Task to complete »
Skip all pictures, then print the remaining material exactly.

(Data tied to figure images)
· · ·
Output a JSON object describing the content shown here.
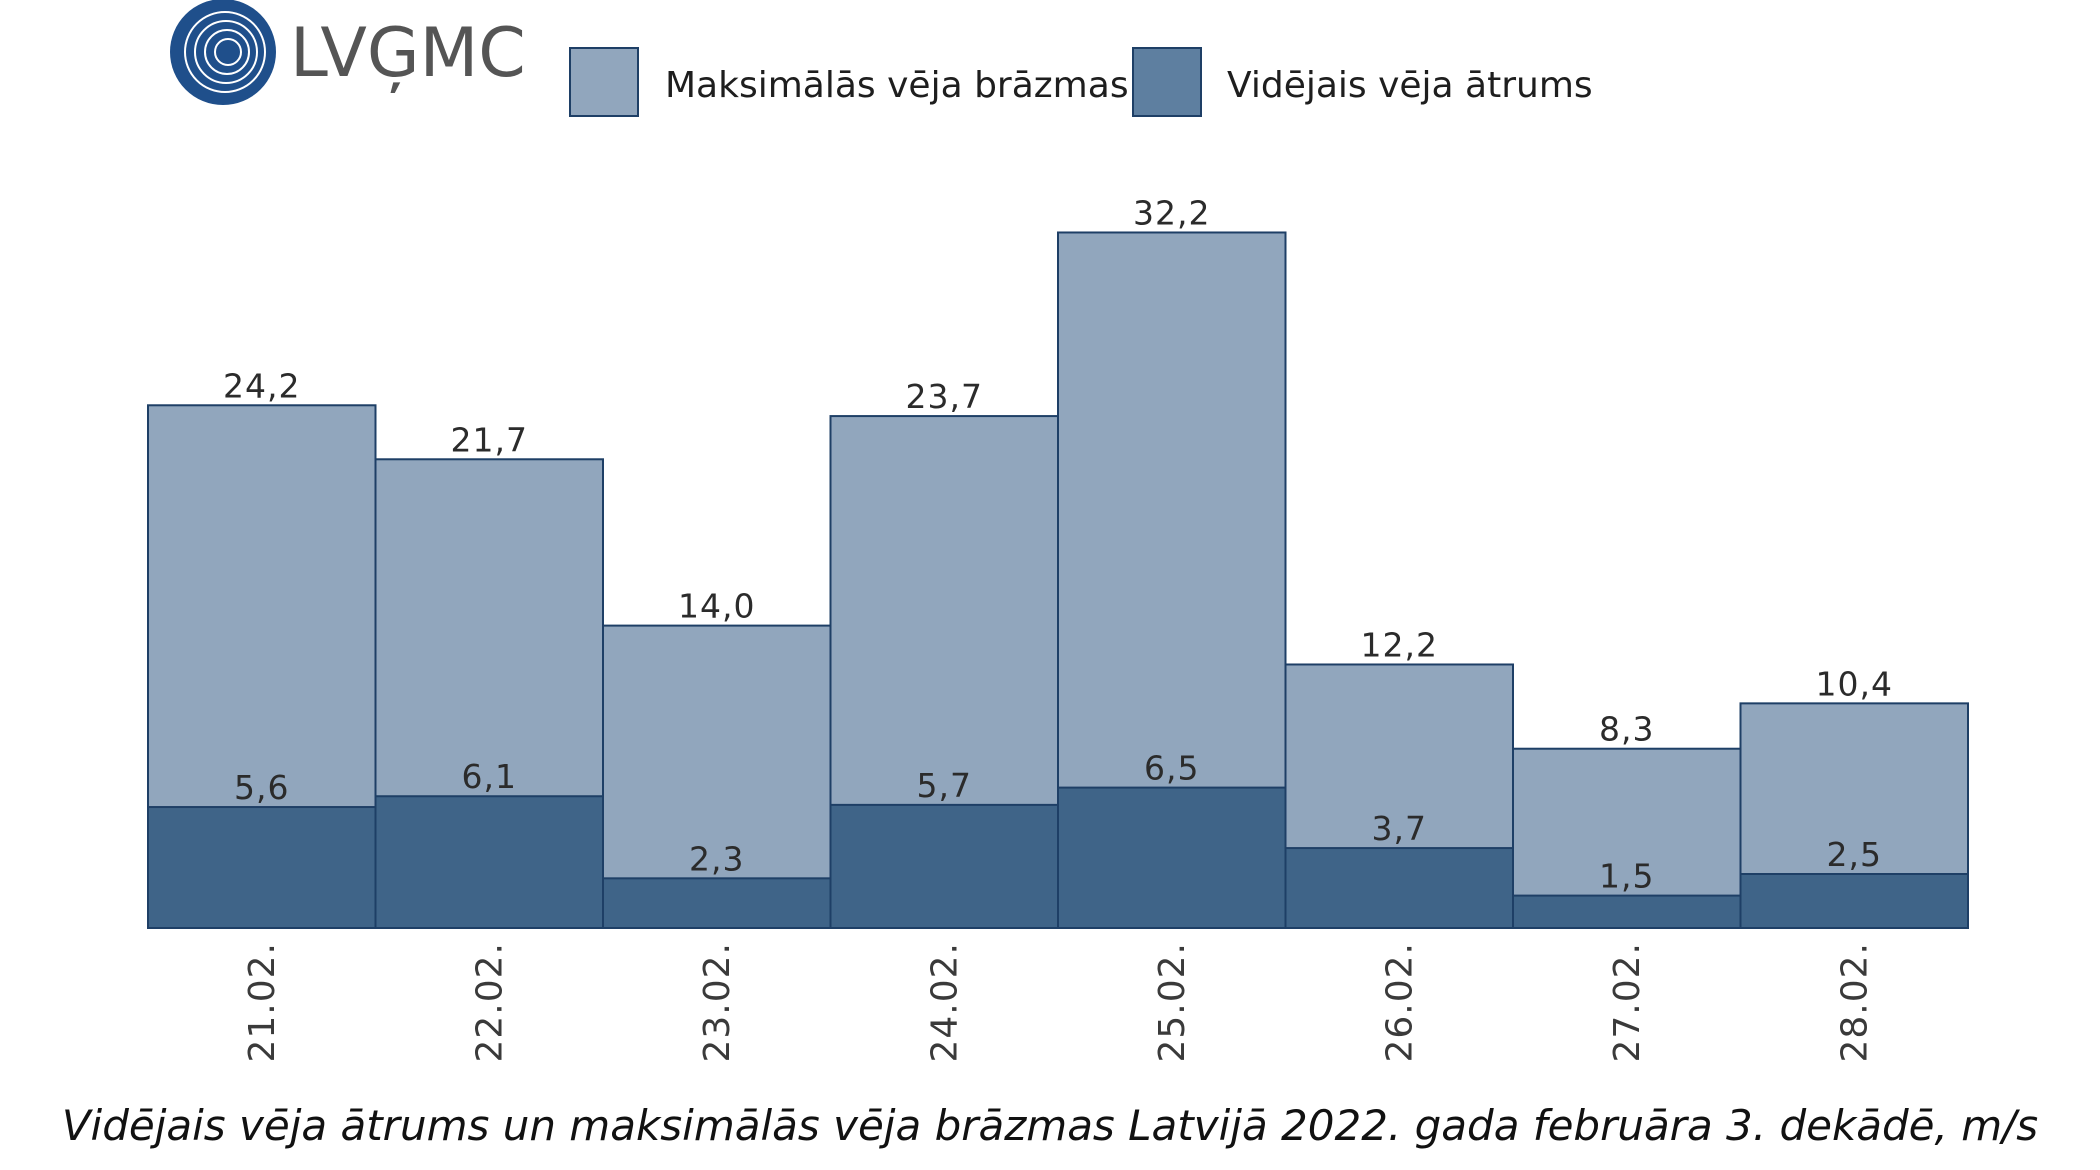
{
  "logo": {
    "text": "LVĢMC"
  },
  "legend": {
    "items": [
      {
        "label": "Maksimālās vēja brāzmas",
        "color": "#91a6bd"
      },
      {
        "label": "Vidējais vēja ātrums",
        "color": "#5e7fa0"
      }
    ]
  },
  "caption": "Vidējais vēja ātrums un maksimālās vēja brāzmas Latvijā 2022. gada februāra 3. dekādē, m/s",
  "chart_data": {
    "type": "bar",
    "categories": [
      "21.02.",
      "22.02.",
      "23.02.",
      "24.02.",
      "25.02.",
      "26.02.",
      "27.02.",
      "28.02."
    ],
    "series": [
      {
        "name": "Maksimālās vēja brāzmas",
        "values": [
          24.2,
          21.7,
          14.0,
          23.7,
          32.2,
          12.2,
          8.3,
          10.4
        ],
        "labels": [
          "24,2",
          "21,7",
          "14,0",
          "23,7",
          "32,2",
          "12,2",
          "8,3",
          "10,4"
        ],
        "color": "#91a6bd"
      },
      {
        "name": "Vidējais vēja ātrums",
        "values": [
          5.6,
          6.1,
          2.3,
          5.7,
          6.5,
          3.7,
          1.5,
          2.5
        ],
        "labels": [
          "5,6",
          "6,1",
          "2,3",
          "5,7",
          "6,5",
          "3,7",
          "1,5",
          "2,5"
        ],
        "color": "#3f6488"
      }
    ],
    "overlap": true,
    "ylim": [
      0,
      34
    ],
    "grid": false,
    "legend_position": "top",
    "title": "Vidējais vēja ātrums un maksimālās vēja brāzmas Latvijā 2022. gada februāra 3. dekādē, m/s"
  }
}
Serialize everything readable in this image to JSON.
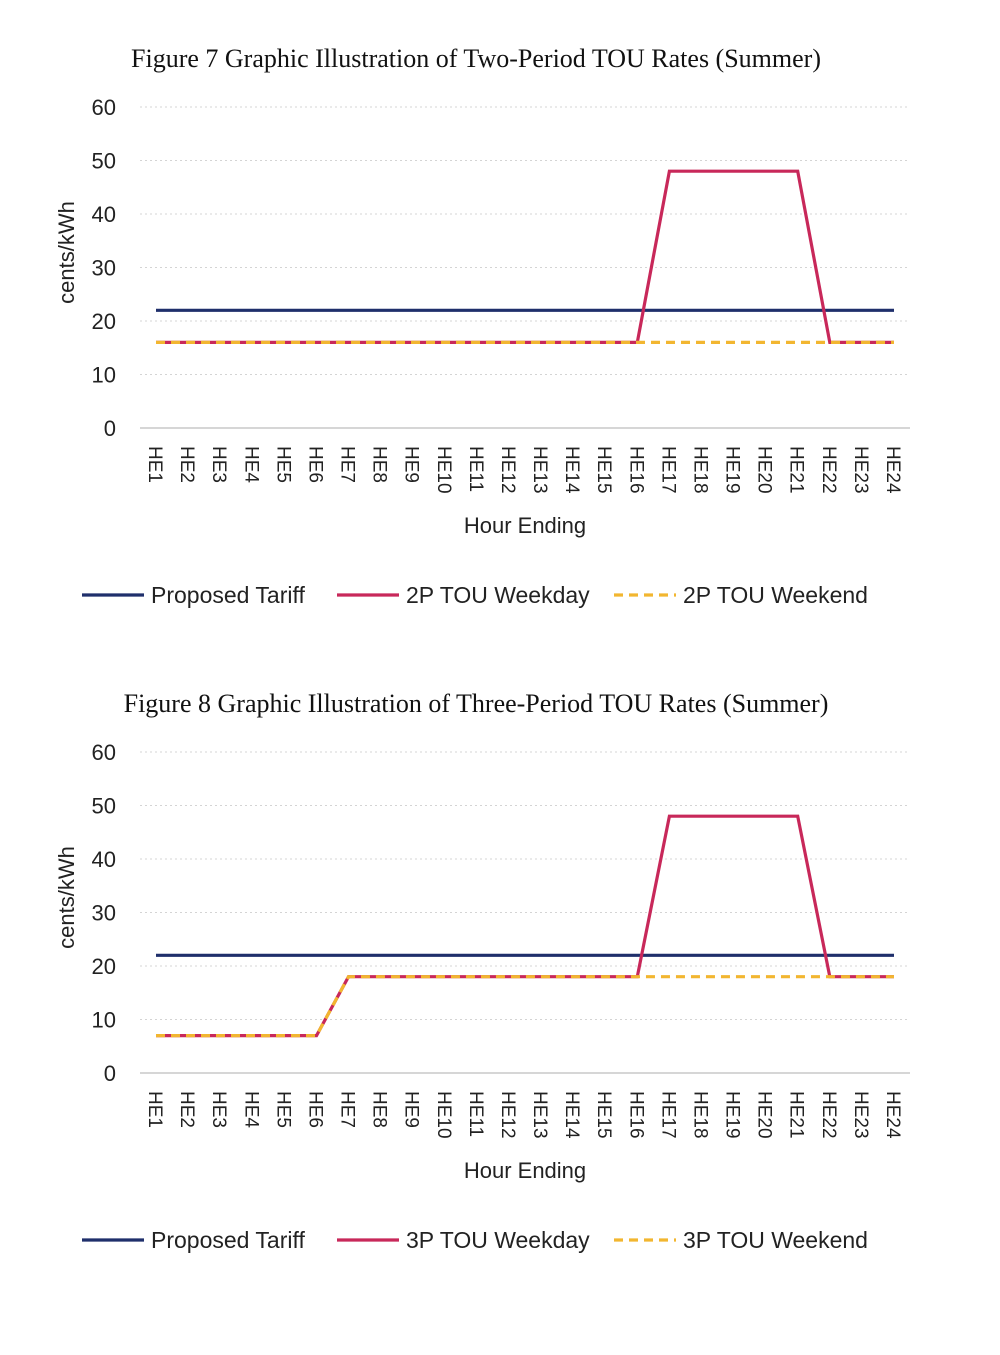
{
  "chart_data": [
    {
      "type": "line",
      "title": "Figure 7 Graphic Illustration of Two-Period TOU Rates (Summer)",
      "xlabel": "Hour Ending",
      "ylabel": "cents/kWh",
      "ylim": [
        0,
        60
      ],
      "yticks": [
        "0",
        "10",
        "20",
        "30",
        "40",
        "50",
        "60"
      ],
      "grid": true,
      "legend_position": "bottom",
      "categories": [
        "HE1",
        "HE2",
        "HE3",
        "HE4",
        "HE5",
        "HE6",
        "HE7",
        "HE8",
        "HE9",
        "HE10",
        "HE11",
        "HE12",
        "HE13",
        "HE14",
        "HE15",
        "HE16",
        "HE17",
        "HE18",
        "HE19",
        "HE20",
        "HE21",
        "HE22",
        "HE23",
        "HE24"
      ],
      "series": [
        {
          "name": "Proposed Tariff",
          "color": "#1f2f6b",
          "style": "solid",
          "values": [
            22,
            22,
            22,
            22,
            22,
            22,
            22,
            22,
            22,
            22,
            22,
            22,
            22,
            22,
            22,
            22,
            22,
            22,
            22,
            22,
            22,
            22,
            22,
            22
          ]
        },
        {
          "name": "2P TOU Weekday",
          "color": "#c8285a",
          "style": "solid",
          "values": [
            16,
            16,
            16,
            16,
            16,
            16,
            16,
            16,
            16,
            16,
            16,
            16,
            16,
            16,
            16,
            16,
            48,
            48,
            48,
            48,
            48,
            16,
            16,
            16
          ]
        },
        {
          "name": "2P TOU Weekend",
          "color": "#f2b630",
          "style": "dashed",
          "values": [
            16,
            16,
            16,
            16,
            16,
            16,
            16,
            16,
            16,
            16,
            16,
            16,
            16,
            16,
            16,
            16,
            16,
            16,
            16,
            16,
            16,
            16,
            16,
            16
          ]
        }
      ]
    },
    {
      "type": "line",
      "title": "Figure 8 Graphic Illustration of Three-Period TOU Rates (Summer)",
      "xlabel": "Hour Ending",
      "ylabel": "cents/kWh",
      "ylim": [
        0,
        60
      ],
      "yticks": [
        "0",
        "10",
        "20",
        "30",
        "40",
        "50",
        "60"
      ],
      "grid": true,
      "legend_position": "bottom",
      "categories": [
        "HE1",
        "HE2",
        "HE3",
        "HE4",
        "HE5",
        "HE6",
        "HE7",
        "HE8",
        "HE9",
        "HE10",
        "HE11",
        "HE12",
        "HE13",
        "HE14",
        "HE15",
        "HE16",
        "HE17",
        "HE18",
        "HE19",
        "HE20",
        "HE21",
        "HE22",
        "HE23",
        "HE24"
      ],
      "series": [
        {
          "name": "Proposed Tariff",
          "color": "#1f2f6b",
          "style": "solid",
          "values": [
            22,
            22,
            22,
            22,
            22,
            22,
            22,
            22,
            22,
            22,
            22,
            22,
            22,
            22,
            22,
            22,
            22,
            22,
            22,
            22,
            22,
            22,
            22,
            22
          ]
        },
        {
          "name": "3P TOU Weekday",
          "color": "#c8285a",
          "style": "solid",
          "values": [
            7,
            7,
            7,
            7,
            7,
            7,
            18,
            18,
            18,
            18,
            18,
            18,
            18,
            18,
            18,
            18,
            48,
            48,
            48,
            48,
            48,
            18,
            18,
            18
          ]
        },
        {
          "name": "3P TOU Weekend",
          "color": "#f2b630",
          "style": "dashed",
          "values": [
            7,
            7,
            7,
            7,
            7,
            7,
            18,
            18,
            18,
            18,
            18,
            18,
            18,
            18,
            18,
            18,
            18,
            18,
            18,
            18,
            18,
            18,
            18,
            18
          ]
        }
      ]
    }
  ]
}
· · ·
Output for this task »
Output a JSON object describing the content shown here.
{
  "logo": {
    "text": "LVĢMC"
  },
  "legend": {
    "items": [
      {
        "label": "Maksimālās vēja brāzmas",
        "color": "#91a6bd"
      },
      {
        "label": "Vidējais vēja ātrums",
        "color": "#5e7fa0"
      }
    ]
  },
  "caption": "Vidējais vēja ātrums un maksimālās vēja brāzmas Latvijā 2022. gada februāra 3. dekādē, m/s",
  "chart_data": {
    "type": "bar",
    "categories": [
      "21.02.",
      "22.02.",
      "23.02.",
      "24.02.",
      "25.02.",
      "26.02.",
      "27.02.",
      "28.02."
    ],
    "series": [
      {
        "name": "Maksimālās vēja brāzmas",
        "values": [
          24.2,
          21.7,
          14.0,
          23.7,
          32.2,
          12.2,
          8.3,
          10.4
        ],
        "labels": [
          "24,2",
          "21,7",
          "14,0",
          "23,7",
          "32,2",
          "12,2",
          "8,3",
          "10,4"
        ],
        "color": "#91a6bd"
      },
      {
        "name": "Vidējais vēja ātrums",
        "values": [
          5.6,
          6.1,
          2.3,
          5.7,
          6.5,
          3.7,
          1.5,
          2.5
        ],
        "labels": [
          "5,6",
          "6,1",
          "2,3",
          "5,7",
          "6,5",
          "3,7",
          "1,5",
          "2,5"
        ],
        "color": "#3f6488"
      }
    ],
    "overlap": true,
    "ylim": [
      0,
      34
    ],
    "grid": false,
    "legend_position": "top",
    "title": "Vidējais vēja ātrums un maksimālās vēja brāzmas Latvijā 2022. gada februāra 3. dekādē, m/s"
  }
}
Serialize everything readable in this image to JSON.
{
  "chart_data": [
    {
      "type": "line",
      "title": "Figure 7 Graphic Illustration of Two-Period TOU Rates (Summer)",
      "xlabel": "Hour Ending",
      "ylabel": "cents/kWh",
      "ylim": [
        0,
        60
      ],
      "yticks": [
        "0",
        "10",
        "20",
        "30",
        "40",
        "50",
        "60"
      ],
      "grid": true,
      "legend_position": "bottom",
      "categories": [
        "HE1",
        "HE2",
        "HE3",
        "HE4",
        "HE5",
        "HE6",
        "HE7",
        "HE8",
        "HE9",
        "HE10",
        "HE11",
        "HE12",
        "HE13",
        "HE14",
        "HE15",
        "HE16",
        "HE17",
        "HE18",
        "HE19",
        "HE20",
        "HE21",
        "HE22",
        "HE23",
        "HE24"
      ],
      "series": [
        {
          "name": "Proposed Tariff",
          "color": "#1f2f6b",
          "style": "solid",
          "values": [
            22,
            22,
            22,
            22,
            22,
            22,
            22,
            22,
            22,
            22,
            22,
            22,
            22,
            22,
            22,
            22,
            22,
            22,
            22,
            22,
            22,
            22,
            22,
            22
          ]
        },
        {
          "name": "2P TOU Weekday",
          "color": "#c8285a",
          "style": "solid",
          "values": [
            16,
            16,
            16,
            16,
            16,
            16,
            16,
            16,
            16,
            16,
            16,
            16,
            16,
            16,
            16,
            16,
            48,
            48,
            48,
            48,
            48,
            16,
            16,
            16
          ]
        },
        {
          "name": "2P TOU Weekend",
          "color": "#f2b630",
          "style": "dashed",
          "values": [
            16,
            16,
            16,
            16,
            16,
            16,
            16,
            16,
            16,
            16,
            16,
            16,
            16,
            16,
            16,
            16,
            16,
            16,
            16,
            16,
            16,
            16,
            16,
            16
          ]
        }
      ]
    },
    {
      "type": "line",
      "title": "Figure 8 Graphic Illustration of Three-Period TOU Rates (Summer)",
      "xlabel": "Hour Ending",
      "ylabel": "cents/kWh",
      "ylim": [
        0,
        60
      ],
      "yticks": [
        "0",
        "10",
        "20",
        "30",
        "40",
        "50",
        "60"
      ],
      "grid": true,
      "legend_position": "bottom",
      "categories": [
        "HE1",
        "HE2",
        "HE3",
        "HE4",
        "HE5",
        "HE6",
        "HE7",
        "HE8",
        "HE9",
        "HE10",
        "HE11",
        "HE12",
        "HE13",
        "HE14",
        "HE15",
        "HE16",
        "HE17",
        "HE18",
        "HE19",
        "HE20",
        "HE21",
        "HE22",
        "HE23",
        "HE24"
      ],
      "series": [
        {
          "name": "Proposed Tariff",
          "color": "#1f2f6b",
          "style": "solid",
          "values": [
            22,
            22,
            22,
            22,
            22,
            22,
            22,
            22,
            22,
            22,
            22,
            22,
            22,
            22,
            22,
            22,
            22,
            22,
            22,
            22,
            22,
            22,
            22,
            22
          ]
        },
        {
          "name": "3P TOU Weekday",
          "color": "#c8285a",
          "style": "solid",
          "values": [
            7,
            7,
            7,
            7,
            7,
            7,
            18,
            18,
            18,
            18,
            18,
            18,
            18,
            18,
            18,
            18,
            48,
            48,
            48,
            48,
            48,
            18,
            18,
            18
          ]
        },
        {
          "name": "3P TOU Weekend",
          "color": "#f2b630",
          "style": "dashed",
          "values": [
            7,
            7,
            7,
            7,
            7,
            7,
            18,
            18,
            18,
            18,
            18,
            18,
            18,
            18,
            18,
            18,
            18,
            18,
            18,
            18,
            18,
            18,
            18,
            18
          ]
        }
      ]
    }
  ]
}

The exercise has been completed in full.